____ Given passage

No mocks, no async, no flaky tests. Just pure functions.

Property-Based Testing

The kernel uses property-based testing (proptest) to find edge cases:

proptest! {
    #[test]
    fn applying_commands_is_associative(
        cmds in prop::collection::vec(arbitrary_command(), 1..100)
    ) {
        let mut state1 = KernelState::new();
        let mut state2 = KernelState::new();

        // Apply commands one at a time
        for cmd in &cmds {
            let (new_state, _) = apply_committed(&state1, cmd.clone()).unwrap();
            state1 = new_state;
        }

        // Apply commands in batch (if supported)
        let (new_state, _) = apply_committed_batch(&state2, cmds).unwrap();
        state2 = new_state;

        // States should be identical
        assert_eq!(state1, state2);
    }
}

See Property Testing for more examples.

________
____ Records shown

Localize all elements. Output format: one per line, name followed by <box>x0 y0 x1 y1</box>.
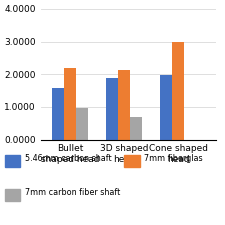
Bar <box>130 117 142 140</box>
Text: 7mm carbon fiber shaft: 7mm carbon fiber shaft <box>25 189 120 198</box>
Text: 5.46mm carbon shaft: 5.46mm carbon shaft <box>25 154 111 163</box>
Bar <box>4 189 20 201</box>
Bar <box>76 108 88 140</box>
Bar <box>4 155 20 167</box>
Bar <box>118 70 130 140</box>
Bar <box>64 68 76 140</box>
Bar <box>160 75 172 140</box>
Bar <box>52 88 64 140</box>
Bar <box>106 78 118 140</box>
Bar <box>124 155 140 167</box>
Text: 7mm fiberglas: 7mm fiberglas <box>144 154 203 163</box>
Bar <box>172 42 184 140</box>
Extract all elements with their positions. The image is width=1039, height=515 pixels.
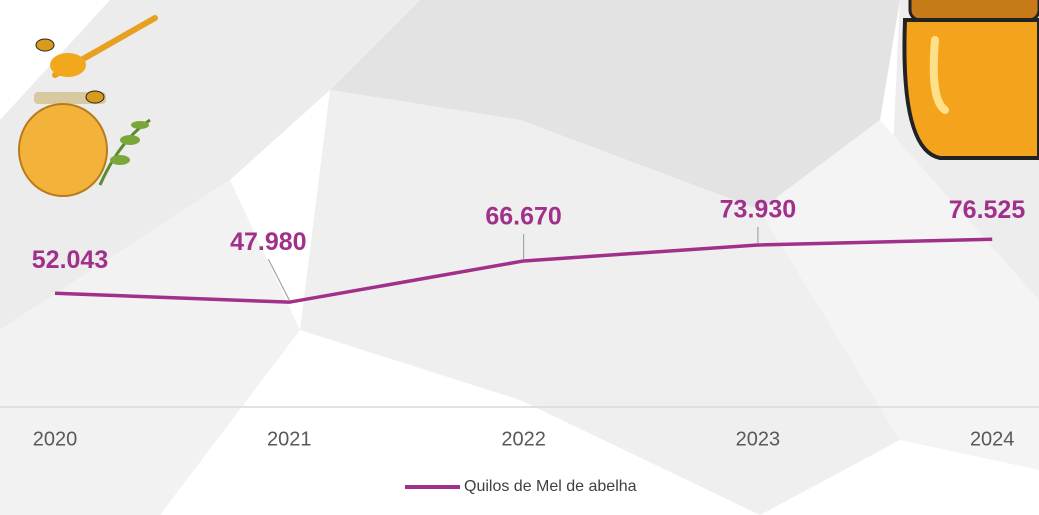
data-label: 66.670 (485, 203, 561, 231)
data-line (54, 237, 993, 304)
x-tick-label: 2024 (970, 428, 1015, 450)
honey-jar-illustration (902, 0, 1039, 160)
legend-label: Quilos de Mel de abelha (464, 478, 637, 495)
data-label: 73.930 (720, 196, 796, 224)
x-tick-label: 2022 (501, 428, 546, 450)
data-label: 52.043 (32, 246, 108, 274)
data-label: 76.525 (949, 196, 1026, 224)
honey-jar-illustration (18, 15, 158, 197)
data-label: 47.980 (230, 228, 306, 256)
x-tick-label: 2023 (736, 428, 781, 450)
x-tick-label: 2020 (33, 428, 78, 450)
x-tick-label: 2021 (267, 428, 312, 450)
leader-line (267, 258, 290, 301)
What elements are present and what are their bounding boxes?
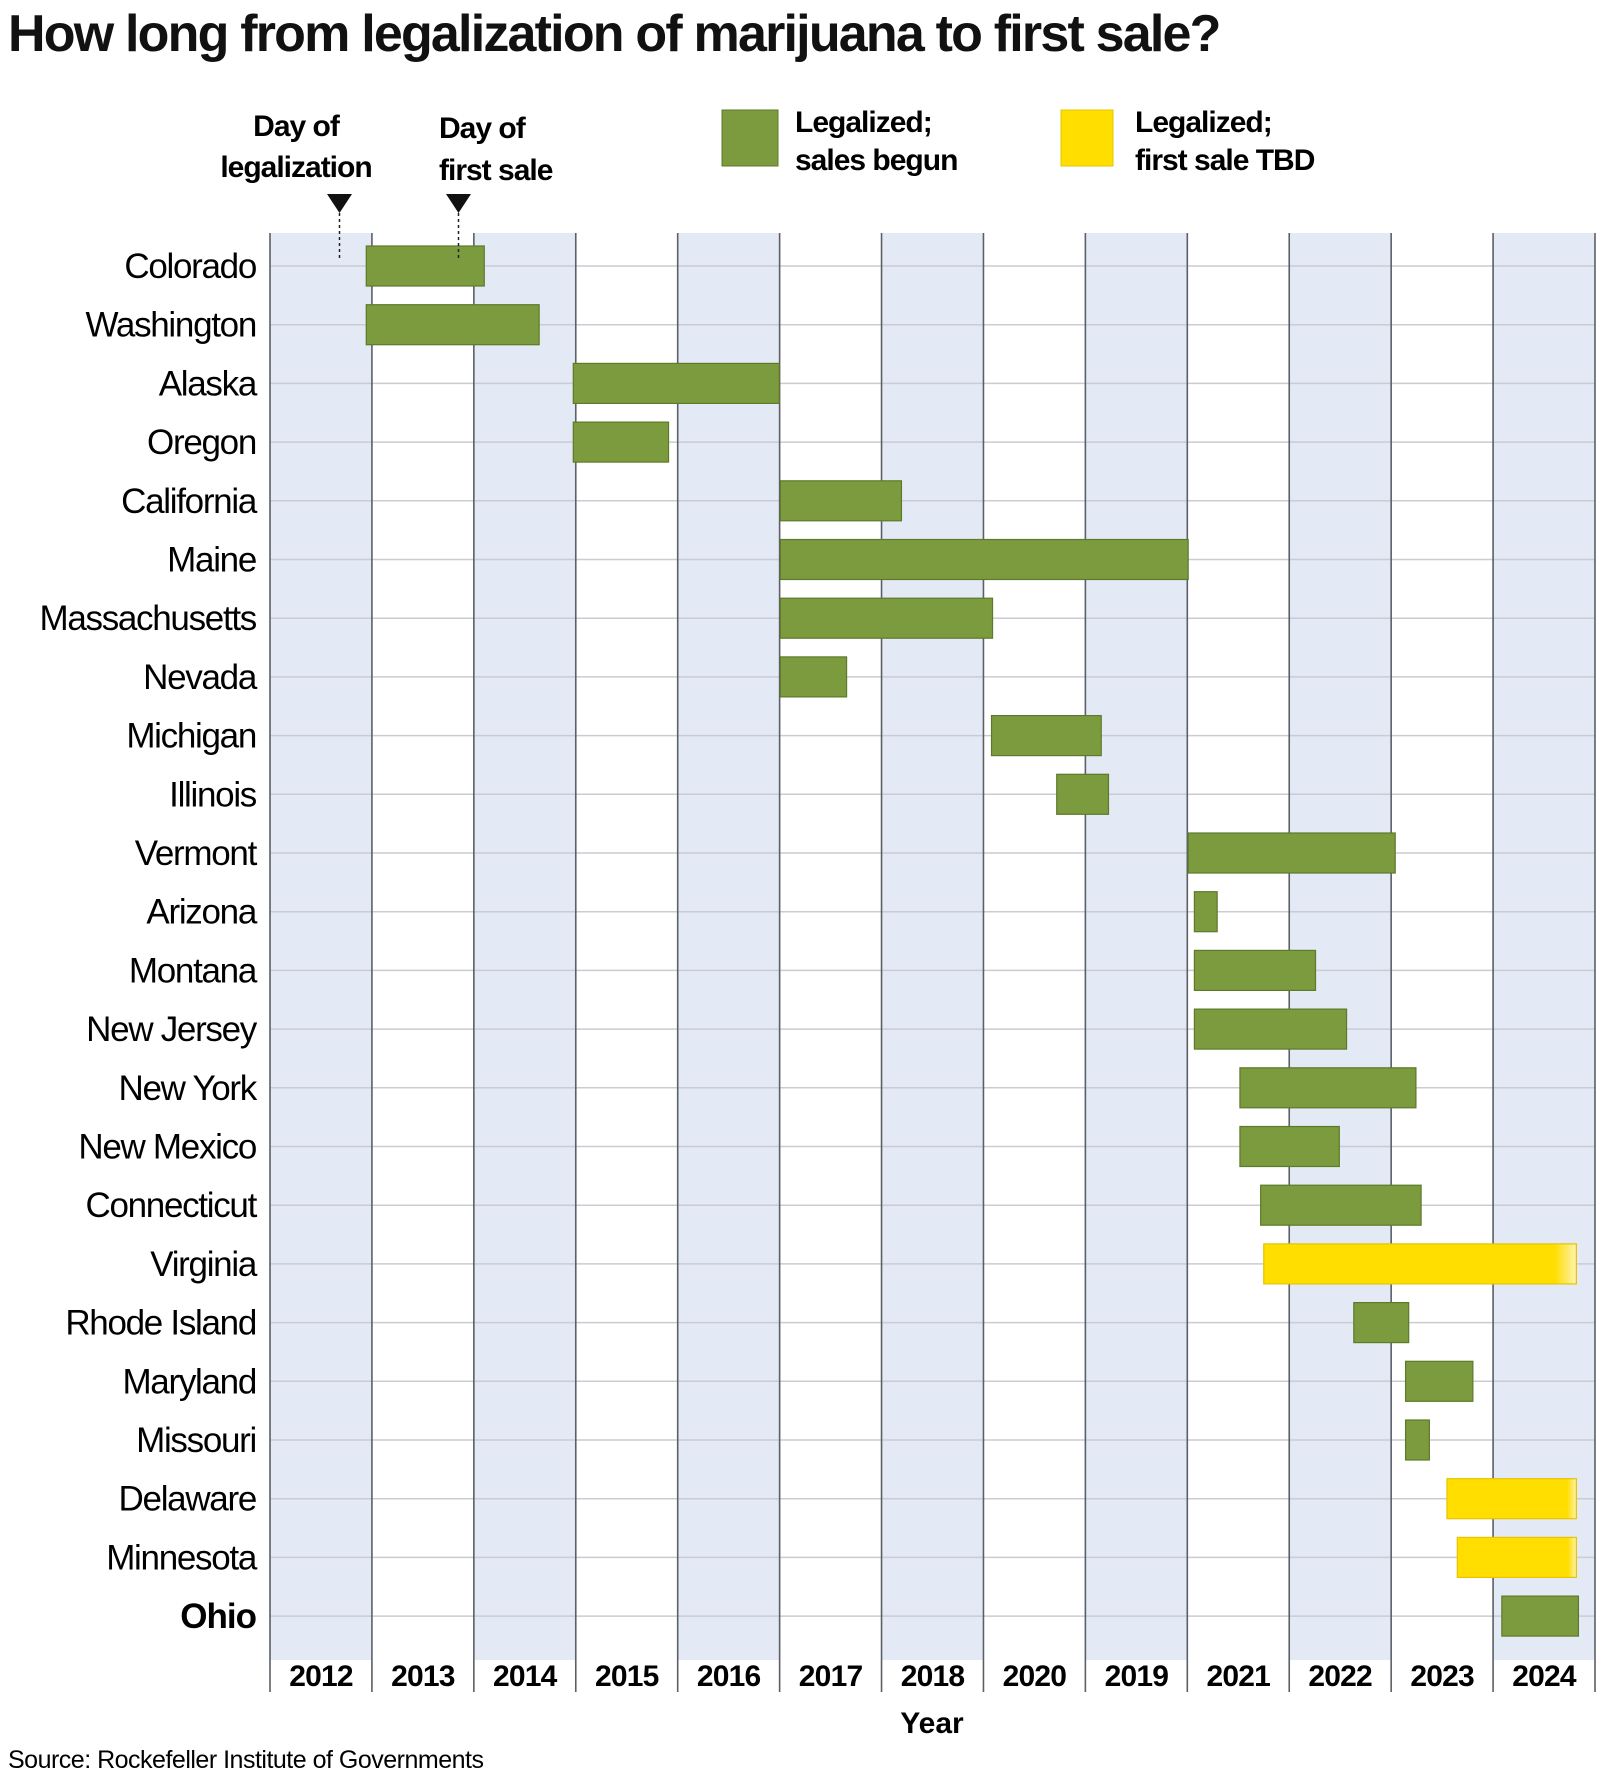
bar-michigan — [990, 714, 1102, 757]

________

Tasks for this exercise:
A - Summarize the property-based testing excerpt in two sentences.
B - Extend the property-based testing excerpt, picking up after its final sentence.

Responses by task:
A - The testing approach avoids mocks, async code, and flaky tests in favor of pure functions, and the kernel uses property-based testing with proptest to find edge cases. One example test applies a generated list of arbitrary commands to a fresh kernel state one at a time and to another fresh state as a single batch, then asserts that the two resulting states are identical.

B -
Idempotency

The kernel tracks idempotency IDs to prevent duplicate operations:

fn apply_committed(state: &State, cmd: Command) -> Result<(State, Vec<Effect>)> {
    // Check if we've seen this idempotency ID before
    if let Some(idempotency_id) = cmd.idempotency_id() {
        if let Some((position, result)) = state.idempotency_cache.get(&idempotency_id) {
            // We've already processed this command
            return Ok((state.clone(), vec![
                Effect::NotifyClient(ClientNotification {
                    result: result.clone(),
                    position: *position,
                    is_replay: true,
                })
            ]));
        }
    }

    // First time seeing this command, process it
    let (new_state, mut effects) = apply_command_inner(state, cmd)?;

    // Cache the result
    if let Some(idempotency_id) = cmd.idempotency_id() {
        new_state.idempotency_cache.insert(
            idempotency_id,
            (new_state.position, result.clone()),
        );
    }

    Ok((new_state, effects))
}

See Compliance for why idempotency matters.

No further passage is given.